Instruction
Repeat the entries that follow verbatim, without any of their pictures.

Provided entries

* BEGIN *

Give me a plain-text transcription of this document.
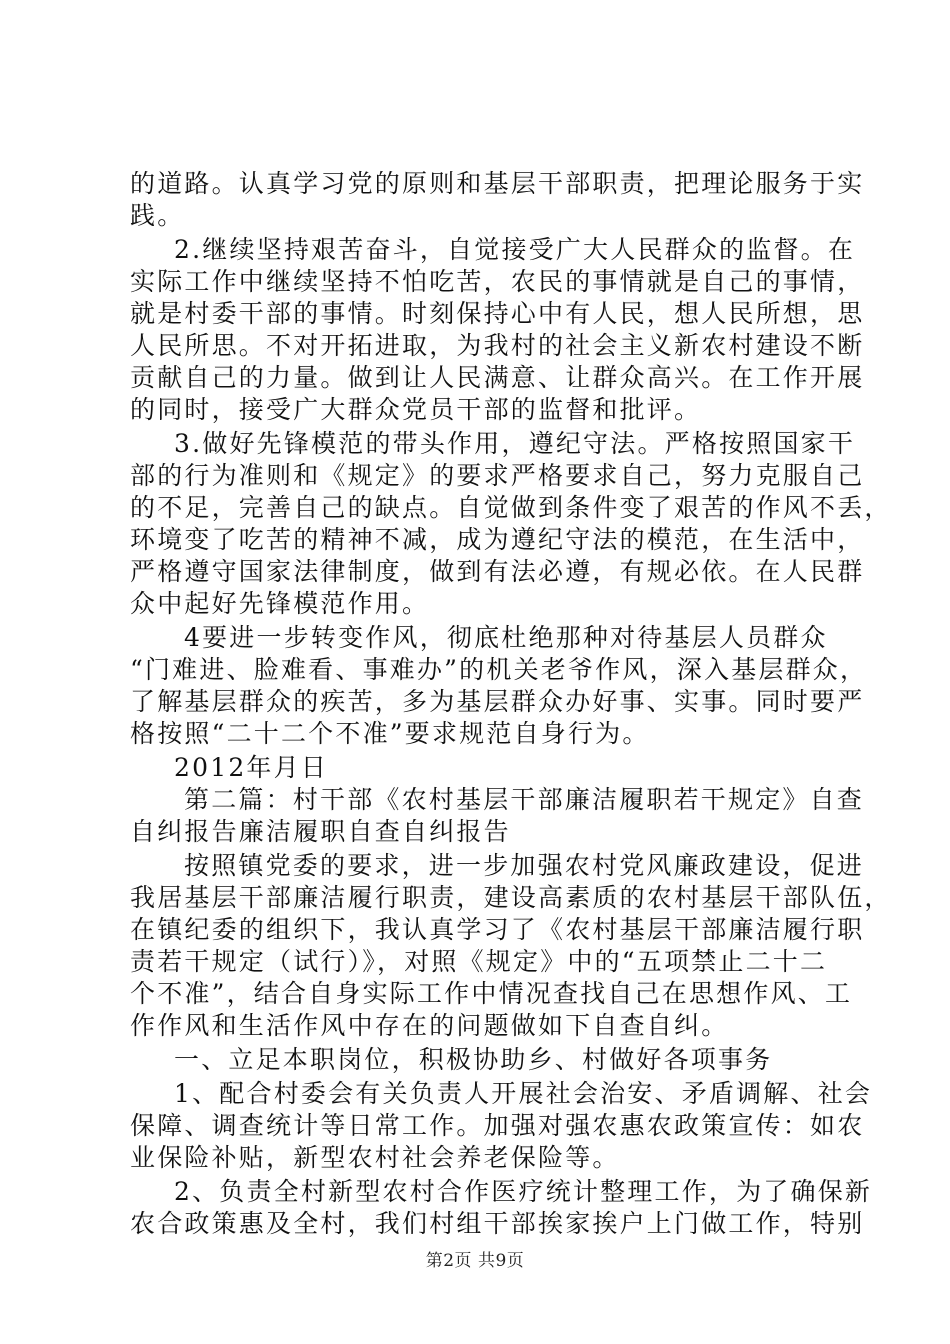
的道路。认真学习党的原则和基层干部职责，把理论服务于实
践。
2.继续坚持艰苦奋斗，自觉接受广大人民群众的监督。在
实际工作中继续坚持不怕吃苦，农民的事情就是自己的事情，
就是村委干部的事情。时刻保持心中有人民，想人民所想，思
人民所思。不对开拓进取，为我村的社会主义新农村建设不断
贡献自己的力量。做到让人民满意、让群众高兴。在工作开展
的同时，接受广大群众党员干部的监督和批评。
3.做好先锋模范的带头作用，遵纪守法。严格按照国家干
部的行为准则和《规定》的要求严格要求自己，努力克服自己
的不足，完善自己的缺点。自觉做到条件变了艰苦的作风不丢，
环境变了吃苦的精神不减，成为遵纪守法的模范，在生活中，
严格遵守国家法律制度，做到有法必遵，有规必依。在人民群
众中起好先锋模范作用。
4要进一步转变作风，彻底杜绝那种对待基层人员群众
“门难进、脸难看、事难办”的机关老爷作风，深入基层群众，
了解基层群众的疾苦，多为基层群众办好事、实事。同时要严
格按照“二十二个不准”要求规范自身行为。
2012年月日
第二篇：村干部《农村基层干部廉洁履职若干规定》自查
自纠报告廉洁履职自查自纠报告
按照镇党委的要求，进一步加强农村党风廉政建设，促进
我居基层干部廉洁履行职责，建设高素质的农村基层干部队伍，
在镇纪委的组织下，我认真学习了《农村基层干部廉洁履行职
责若干规定（试行）》，对照《规定》中的“五项禁止二十二
个不准”，结合自身实际工作中情况查找自己在思想作风、工
作作风和生活作风中存在的问题做如下自查自纠。
一、立足本职岗位，积极协助乡、村做好各项事务
1、配合村委会有关负责人开展社会治安、矛盾调解、社会
保障、调查统计等日常工作。加强对强农惠农政策宣传：如农
业保险补贴，新型农村社会养老保险等。
2、负责全村新型农村合作医疗统计整理工作，为了确保新
农合政策惠及全村，我们村组干部挨家挨户上门做工作，特别
第2页 共9页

* END *

Solution to the exercise
Give me a plain-text transcription of this document.
的道路。认真学习党的原则和基层干部职责，把理论服务于实
践。
2.继续坚持艰苦奋斗，自觉接受广大人民群众的监督。在
实际工作中继续坚持不怕吃苦，农民的事情就是自己的事情，
就是村委干部的事情。时刻保持心中有人民，想人民所想，思
人民所思。不对开拓进取，为我村的社会主义新农村建设不断
贡献自己的力量。做到让人民满意、让群众高兴。在工作开展
的同时，接受广大群众党员干部的监督和批评。
3.做好先锋模范的带头作用，遵纪守法。严格按照国家干
部的行为准则和《规定》的要求严格要求自己，努力克服自己
的不足，完善自己的缺点。自觉做到条件变了艰苦的作风不丢，
环境变了吃苦的精神不减，成为遵纪守法的模范，在生活中，
严格遵守国家法律制度，做到有法必遵，有规必依。在人民群
众中起好先锋模范作用。
4要进一步转变作风，彻底杜绝那种对待基层人员群众
“门难进、脸难看、事难办”的机关老爷作风，深入基层群众，
了解基层群众的疾苦，多为基层群众办好事、实事。同时要严
格按照“二十二个不准”要求规范自身行为。
2012年月日
第二篇：村干部《农村基层干部廉洁履职若干规定》自查
自纠报告廉洁履职自查自纠报告
按照镇党委的要求，进一步加强农村党风廉政建设，促进
我居基层干部廉洁履行职责，建设高素质的农村基层干部队伍，
在镇纪委的组织下，我认真学习了《农村基层干部廉洁履行职
责若干规定（试行）》，对照《规定》中的“五项禁止二十二
个不准”，结合自身实际工作中情况查找自己在思想作风、工
作作风和生活作风中存在的问题做如下自查自纠。
一、立足本职岗位，积极协助乡、村做好各项事务
1、配合村委会有关负责人开展社会治安、矛盾调解、社会
保障、调查统计等日常工作。加强对强农惠农政策宣传：如农
业保险补贴，新型农村社会养老保险等。
2、负责全村新型农村合作医疗统计整理工作，为了确保新
农合政策惠及全村，我们村组干部挨家挨户上门做工作，特别
第2页 共9页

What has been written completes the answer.